• [Dataset records]
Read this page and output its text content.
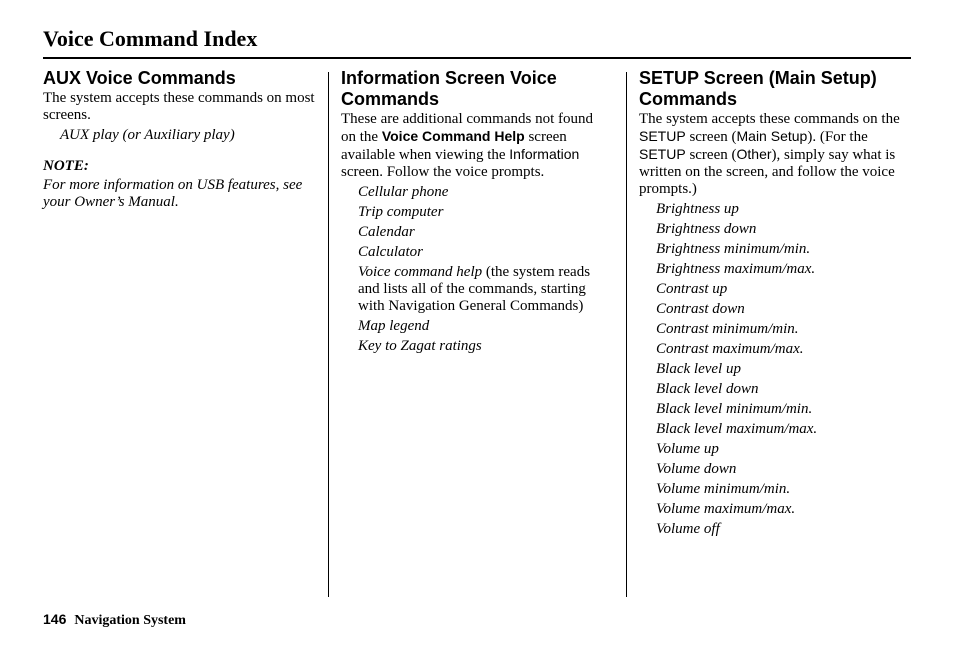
Voice Command Index
AUX Voice Commands

The system accepts these commands on most screens.

AUX play (or Auxiliary play)

NOTE:

For more information on USB features, see your Owner’s Manual.

Information Screen Voice Commands

These are additional commands not found on the Voice Command Help screen available when viewing the Information screen. Follow the voice prompts.

Cellular phone
Trip computer
Calendar
Calculator
Voice command help (the system reads and lists all of the commands, starting with Navigation General Commands)
Map legend
Key to Zagat ratings
SETUP Screen (Main Setup) Commands

The system accepts these commands on the SETUP screen (Main Setup). (For the SETUP screen (Other), simply say what is written on the screen, and follow the voice prompts.)

Brightness up
Brightness down
Brightness minimum/min.
Brightness maximum/max.
Contrast up
Contrast down
Contrast minimum/min.
Contrast maximum/max.
Black level up
Black level down
Black level minimum/min.
Black level maximum/max.
Volume up
Volume down
Volume minimum/min.
Volume maximum/max.
Volume off
146 Navigation System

• [Work to do]
Restate the whole of the material word for word without the pictures.

• [Problem solution]
Read this page and output its text content.
Voice Command Index
AUX Voice Commands

The system accepts these commands on most screens.

AUX play (or Auxiliary play)

NOTE:

For more information on USB features, see your Owner’s Manual.

Information Screen Voice Commands

These are additional commands not found on the Voice Command Help screen available when viewing the Information screen. Follow the voice prompts.

Cellular phone
Trip computer
Calendar
Calculator
Voice command help (the system reads and lists all of the commands, starting with Navigation General Commands)
Map legend
Key to Zagat ratings
SETUP Screen (Main Setup) Commands

The system accepts these commands on the SETUP screen (Main Setup). (For the SETUP screen (Other), simply say what is written on the screen, and follow the voice prompts.)

Brightness up
Brightness down
Brightness minimum/min.
Brightness maximum/max.
Contrast up
Contrast down
Contrast minimum/min.
Contrast maximum/max.
Black level up
Black level down
Black level minimum/min.
Black level maximum/max.
Volume up
Volume down
Volume minimum/min.
Volume maximum/max.
Volume off
146 Navigation System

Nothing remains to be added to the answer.